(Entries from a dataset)
********
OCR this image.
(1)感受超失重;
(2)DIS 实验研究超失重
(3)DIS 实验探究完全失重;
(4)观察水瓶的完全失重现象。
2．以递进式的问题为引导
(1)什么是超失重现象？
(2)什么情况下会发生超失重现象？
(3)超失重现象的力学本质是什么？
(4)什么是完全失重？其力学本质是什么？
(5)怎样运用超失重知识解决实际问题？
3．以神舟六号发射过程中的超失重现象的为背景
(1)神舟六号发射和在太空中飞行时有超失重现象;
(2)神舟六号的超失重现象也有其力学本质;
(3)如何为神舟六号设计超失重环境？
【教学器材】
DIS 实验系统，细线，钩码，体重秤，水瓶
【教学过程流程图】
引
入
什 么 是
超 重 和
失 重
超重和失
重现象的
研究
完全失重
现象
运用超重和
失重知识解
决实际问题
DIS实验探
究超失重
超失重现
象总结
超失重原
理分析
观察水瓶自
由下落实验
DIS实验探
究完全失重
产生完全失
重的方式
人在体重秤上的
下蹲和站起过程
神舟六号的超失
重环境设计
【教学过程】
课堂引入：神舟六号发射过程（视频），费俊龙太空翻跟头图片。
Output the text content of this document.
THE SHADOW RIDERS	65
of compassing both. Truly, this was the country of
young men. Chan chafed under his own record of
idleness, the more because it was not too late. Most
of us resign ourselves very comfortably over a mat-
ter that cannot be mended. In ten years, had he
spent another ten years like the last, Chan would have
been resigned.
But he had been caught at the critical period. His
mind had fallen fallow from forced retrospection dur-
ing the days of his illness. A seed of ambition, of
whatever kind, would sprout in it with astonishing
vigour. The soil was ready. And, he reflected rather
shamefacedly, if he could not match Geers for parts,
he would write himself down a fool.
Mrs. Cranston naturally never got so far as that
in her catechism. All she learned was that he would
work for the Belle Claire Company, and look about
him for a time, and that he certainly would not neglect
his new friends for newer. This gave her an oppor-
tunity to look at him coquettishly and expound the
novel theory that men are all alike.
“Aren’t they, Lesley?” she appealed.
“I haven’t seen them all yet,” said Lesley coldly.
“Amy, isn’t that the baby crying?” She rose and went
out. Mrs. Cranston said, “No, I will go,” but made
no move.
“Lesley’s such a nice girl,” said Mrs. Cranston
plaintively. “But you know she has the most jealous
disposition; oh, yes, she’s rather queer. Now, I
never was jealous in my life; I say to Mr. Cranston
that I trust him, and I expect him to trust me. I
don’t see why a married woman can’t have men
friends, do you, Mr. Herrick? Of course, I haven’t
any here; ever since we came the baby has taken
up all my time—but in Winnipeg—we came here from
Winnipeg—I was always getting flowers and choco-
********
_Directions_
Copy out each line in the preceding records that contains "years".

_Correct answer_
ter that cannot be mended. In ten years, had he
spent another ten years like the last, Chan would have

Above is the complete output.